» Information supplied
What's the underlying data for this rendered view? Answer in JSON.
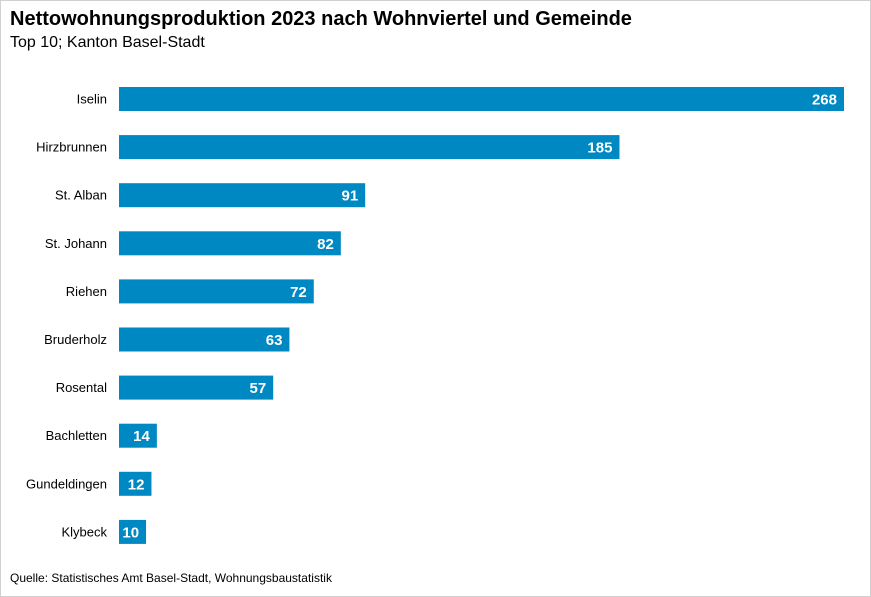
{
  "title": "Nettowohnungsproduktion 2023 nach Wohnviertel und Gemeinde",
  "subtitle": "Top 10; Kanton Basel-Stadt",
  "source": "Quelle: Statistisches Amt Basel-Stadt, Wohnungsbaustatistik",
  "colors": {
    "bar": "#0088c2"
  },
  "chart_data": {
    "type": "bar",
    "orientation": "horizontal",
    "categories": [
      "Iselin",
      "Hirzbrunnen",
      "St. Alban",
      "St. Johann",
      "Riehen",
      "Bruderholz",
      "Rosental",
      "Bachletten",
      "Gundeldingen",
      "Klybeck"
    ],
    "values": [
      268,
      185,
      91,
      82,
      72,
      63,
      57,
      14,
      12,
      10
    ],
    "xlim": [
      0,
      268
    ],
    "grid": false,
    "legend": "none",
    "data_labels": true
  }
}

» Task to complete
Each line of the data is to be duplicated exactly; pictures stay out of the copy.

» Result
What's the underlying data for this rendered view? Answer in JSON.
{
  "title": "Nettowohnungsproduktion 2023 nach Wohnviertel und Gemeinde",
  "subtitle": "Top 10; Kanton Basel-Stadt",
  "source": "Quelle: Statistisches Amt Basel-Stadt, Wohnungsbaustatistik",
  "colors": {
    "bar": "#0088c2"
  },
  "chart_data": {
    "type": "bar",
    "orientation": "horizontal",
    "categories": [
      "Iselin",
      "Hirzbrunnen",
      "St. Alban",
      "St. Johann",
      "Riehen",
      "Bruderholz",
      "Rosental",
      "Bachletten",
      "Gundeldingen",
      "Klybeck"
    ],
    "values": [
      268,
      185,
      91,
      82,
      72,
      63,
      57,
      14,
      12,
      10
    ],
    "xlim": [
      0,
      268
    ],
    "grid": false,
    "legend": "none",
    "data_labels": true
  }
}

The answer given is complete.